#### EXCERPTED DATA

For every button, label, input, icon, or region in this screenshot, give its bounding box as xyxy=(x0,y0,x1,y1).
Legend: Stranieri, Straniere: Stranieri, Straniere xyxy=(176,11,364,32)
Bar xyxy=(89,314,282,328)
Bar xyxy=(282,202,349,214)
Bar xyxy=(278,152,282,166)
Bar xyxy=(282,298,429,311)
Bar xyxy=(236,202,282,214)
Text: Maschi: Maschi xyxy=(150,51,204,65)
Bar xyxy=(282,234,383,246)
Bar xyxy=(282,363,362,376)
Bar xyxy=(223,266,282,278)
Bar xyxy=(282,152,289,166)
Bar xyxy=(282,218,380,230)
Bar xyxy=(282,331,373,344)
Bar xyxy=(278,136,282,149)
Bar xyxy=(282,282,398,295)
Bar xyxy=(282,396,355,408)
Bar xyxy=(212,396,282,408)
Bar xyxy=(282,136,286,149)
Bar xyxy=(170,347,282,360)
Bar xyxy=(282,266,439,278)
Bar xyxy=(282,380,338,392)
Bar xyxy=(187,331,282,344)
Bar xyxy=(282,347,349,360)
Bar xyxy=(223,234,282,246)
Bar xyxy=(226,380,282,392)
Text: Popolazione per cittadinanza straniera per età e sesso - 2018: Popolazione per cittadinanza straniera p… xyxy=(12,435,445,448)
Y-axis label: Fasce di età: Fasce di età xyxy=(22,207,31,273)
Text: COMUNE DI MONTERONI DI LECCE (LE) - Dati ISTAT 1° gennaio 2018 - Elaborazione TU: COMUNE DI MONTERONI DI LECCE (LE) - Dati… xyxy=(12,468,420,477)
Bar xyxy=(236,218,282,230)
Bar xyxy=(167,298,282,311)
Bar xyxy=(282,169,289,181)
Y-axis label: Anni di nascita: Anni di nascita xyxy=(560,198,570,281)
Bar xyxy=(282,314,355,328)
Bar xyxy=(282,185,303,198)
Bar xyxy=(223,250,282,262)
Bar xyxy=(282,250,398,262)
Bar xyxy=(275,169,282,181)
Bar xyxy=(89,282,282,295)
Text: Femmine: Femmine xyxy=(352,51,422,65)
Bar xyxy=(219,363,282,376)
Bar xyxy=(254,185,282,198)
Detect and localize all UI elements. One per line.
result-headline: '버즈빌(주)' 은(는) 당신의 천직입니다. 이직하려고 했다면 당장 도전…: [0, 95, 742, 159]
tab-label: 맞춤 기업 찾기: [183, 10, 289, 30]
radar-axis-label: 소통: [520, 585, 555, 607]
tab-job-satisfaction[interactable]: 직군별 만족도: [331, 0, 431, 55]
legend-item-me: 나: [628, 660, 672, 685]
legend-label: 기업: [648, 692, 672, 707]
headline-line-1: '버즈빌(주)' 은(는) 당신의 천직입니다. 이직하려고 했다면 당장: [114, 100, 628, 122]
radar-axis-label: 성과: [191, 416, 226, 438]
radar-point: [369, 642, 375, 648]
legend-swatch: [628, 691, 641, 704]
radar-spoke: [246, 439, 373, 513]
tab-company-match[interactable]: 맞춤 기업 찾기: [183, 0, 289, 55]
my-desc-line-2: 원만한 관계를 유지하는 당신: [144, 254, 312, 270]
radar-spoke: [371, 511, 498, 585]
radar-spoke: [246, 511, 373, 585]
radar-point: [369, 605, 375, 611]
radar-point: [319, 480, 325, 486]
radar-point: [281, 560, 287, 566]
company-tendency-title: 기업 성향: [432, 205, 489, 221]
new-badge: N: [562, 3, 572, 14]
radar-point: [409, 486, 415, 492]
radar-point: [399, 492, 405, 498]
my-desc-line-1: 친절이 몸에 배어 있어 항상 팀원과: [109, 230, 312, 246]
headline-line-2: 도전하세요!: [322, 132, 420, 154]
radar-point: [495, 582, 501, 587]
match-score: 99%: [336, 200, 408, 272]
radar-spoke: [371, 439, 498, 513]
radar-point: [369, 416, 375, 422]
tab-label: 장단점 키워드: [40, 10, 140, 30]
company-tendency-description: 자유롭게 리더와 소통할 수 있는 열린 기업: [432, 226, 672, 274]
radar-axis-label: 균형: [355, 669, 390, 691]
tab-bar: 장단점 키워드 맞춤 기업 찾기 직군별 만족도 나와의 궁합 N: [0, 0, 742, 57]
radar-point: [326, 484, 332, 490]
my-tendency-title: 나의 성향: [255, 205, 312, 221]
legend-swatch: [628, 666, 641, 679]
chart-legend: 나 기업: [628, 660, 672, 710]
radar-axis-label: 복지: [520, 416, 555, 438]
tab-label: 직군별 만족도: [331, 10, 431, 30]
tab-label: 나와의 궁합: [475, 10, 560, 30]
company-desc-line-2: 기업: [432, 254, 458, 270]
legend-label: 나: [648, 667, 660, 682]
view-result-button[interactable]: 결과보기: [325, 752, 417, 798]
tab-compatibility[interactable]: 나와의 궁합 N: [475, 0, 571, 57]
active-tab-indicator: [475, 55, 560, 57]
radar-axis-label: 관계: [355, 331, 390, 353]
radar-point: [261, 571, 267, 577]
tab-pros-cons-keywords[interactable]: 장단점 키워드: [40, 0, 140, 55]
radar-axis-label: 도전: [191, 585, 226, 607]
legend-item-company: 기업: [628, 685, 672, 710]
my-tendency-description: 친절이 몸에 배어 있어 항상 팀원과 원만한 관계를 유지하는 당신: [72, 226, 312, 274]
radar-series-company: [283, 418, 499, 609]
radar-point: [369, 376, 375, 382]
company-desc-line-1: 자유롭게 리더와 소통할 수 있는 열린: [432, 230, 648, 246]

########

STATED TASK: Copy every row above verbatim, changing nothing.

RESPONSE TO THIS TASK:
For every button, label, input, icon, or region in this screenshot, give its bounding box as xyxy=(x0,y0,x1,y1).
Legend: Stranieri, Straniere: Stranieri, Straniere xyxy=(176,11,364,32)
Bar xyxy=(89,314,282,328)
Bar xyxy=(282,202,349,214)
Bar xyxy=(278,152,282,166)
Bar xyxy=(282,298,429,311)
Bar xyxy=(236,202,282,214)
Text: Maschi: Maschi xyxy=(150,51,204,65)
Bar xyxy=(282,234,383,246)
Bar xyxy=(282,363,362,376)
Bar xyxy=(223,266,282,278)
Bar xyxy=(282,152,289,166)
Bar xyxy=(282,218,380,230)
Bar xyxy=(282,331,373,344)
Bar xyxy=(278,136,282,149)
Bar xyxy=(282,282,398,295)
Bar xyxy=(282,396,355,408)
Bar xyxy=(212,396,282,408)
Bar xyxy=(282,136,286,149)
Bar xyxy=(170,347,282,360)
Bar xyxy=(282,266,439,278)
Bar xyxy=(282,380,338,392)
Bar xyxy=(187,331,282,344)
Bar xyxy=(282,347,349,360)
Bar xyxy=(223,234,282,246)
Bar xyxy=(226,380,282,392)
Text: Popolazione per cittadinanza straniera per età e sesso - 2018: Popolazione per cittadinanza straniera p… xyxy=(12,435,445,448)
Y-axis label: Fasce di età: Fasce di età xyxy=(22,207,31,273)
Text: COMUNE DI MONTERONI DI LECCE (LE) - Dati ISTAT 1° gennaio 2018 - Elaborazione TU: COMUNE DI MONTERONI DI LECCE (LE) - Dati… xyxy=(12,468,420,477)
Bar xyxy=(236,218,282,230)
Bar xyxy=(167,298,282,311)
Bar xyxy=(282,169,289,181)
Y-axis label: Anni di nascita: Anni di nascita xyxy=(560,198,570,281)
Bar xyxy=(282,314,355,328)
Bar xyxy=(282,185,303,198)
Bar xyxy=(223,250,282,262)
Bar xyxy=(282,250,398,262)
Bar xyxy=(275,169,282,181)
Bar xyxy=(89,282,282,295)
Text: Femmine: Femmine xyxy=(352,51,422,65)
Bar xyxy=(219,363,282,376)
Bar xyxy=(254,185,282,198)
Detect and localize all UI elements. One per line.
result-headline: '버즈빌(주)' 은(는) 당신의 천직입니다. 이직하려고 했다면 당장 도전…: [0, 95, 742, 159]
tab-label: 맞춤 기업 찾기: [183, 10, 289, 30]
radar-axis-label: 소통: [520, 585, 555, 607]
tab-job-satisfaction[interactable]: 직군별 만족도: [331, 0, 431, 55]
legend-item-me: 나: [628, 660, 672, 685]
legend-label: 기업: [648, 692, 672, 707]
headline-line-1: '버즈빌(주)' 은(는) 당신의 천직입니다. 이직하려고 했다면 당장: [114, 100, 628, 122]
radar-axis-label: 성과: [191, 416, 226, 438]
radar-point: [369, 642, 375, 648]
legend-swatch: [628, 691, 641, 704]
radar-spoke: [246, 439, 373, 513]
tab-company-match[interactable]: 맞춤 기업 찾기: [183, 0, 289, 55]
my-desc-line-2: 원만한 관계를 유지하는 당신: [144, 254, 312, 270]
radar-spoke: [371, 511, 498, 585]
radar-spoke: [246, 511, 373, 585]
radar-point: [369, 605, 375, 611]
radar-point: [319, 480, 325, 486]
radar-point: [281, 560, 287, 566]
company-tendency-title: 기업 성향: [432, 205, 489, 221]
new-badge: N: [562, 3, 572, 14]
radar-point: [409, 486, 415, 492]
radar-point: [399, 492, 405, 498]
my-desc-line-1: 친절이 몸에 배어 있어 항상 팀원과: [109, 230, 312, 246]
headline-line-2: 도전하세요!: [322, 132, 420, 154]
radar-point: [495, 582, 501, 587]
match-score: 99%: [336, 200, 408, 272]
radar-spoke: [371, 439, 498, 513]
radar-point: [369, 416, 375, 422]
tab-label: 장단점 키워드: [40, 10, 140, 30]
company-tendency-description: 자유롭게 리더와 소통할 수 있는 열린 기업: [432, 226, 672, 274]
radar-axis-label: 균형: [355, 669, 390, 691]
tab-bar: 장단점 키워드 맞춤 기업 찾기 직군별 만족도 나와의 궁합 N: [0, 0, 742, 57]
radar-point: [326, 484, 332, 490]
my-tendency-title: 나의 성향: [255, 205, 312, 221]
legend-swatch: [628, 666, 641, 679]
chart-legend: 나 기업: [628, 660, 672, 710]
radar-axis-label: 복지: [520, 416, 555, 438]
tab-label: 직군별 만족도: [331, 10, 431, 30]
tab-label: 나와의 궁합: [475, 10, 560, 30]
company-desc-line-2: 기업: [432, 254, 458, 270]
legend-label: 나: [648, 667, 660, 682]
view-result-button[interactable]: 결과보기: [325, 752, 417, 798]
tab-compatibility[interactable]: 나와의 궁합 N: [475, 0, 571, 57]
active-tab-indicator: [475, 55, 560, 57]
radar-axis-label: 관계: [355, 331, 390, 353]
radar-point: [261, 571, 267, 577]
tab-pros-cons-keywords[interactable]: 장단점 키워드: [40, 0, 140, 55]
radar-axis-label: 도전: [191, 585, 226, 607]
legend-item-company: 기업: [628, 685, 672, 710]
my-tendency-description: 친절이 몸에 배어 있어 항상 팀원과 원만한 관계를 유지하는 당신: [72, 226, 312, 274]
radar-series-company: [283, 418, 499, 609]
radar-point: [369, 376, 375, 382]
company-desc-line-1: 자유롭게 리더와 소통할 수 있는 열린: [432, 230, 648, 246]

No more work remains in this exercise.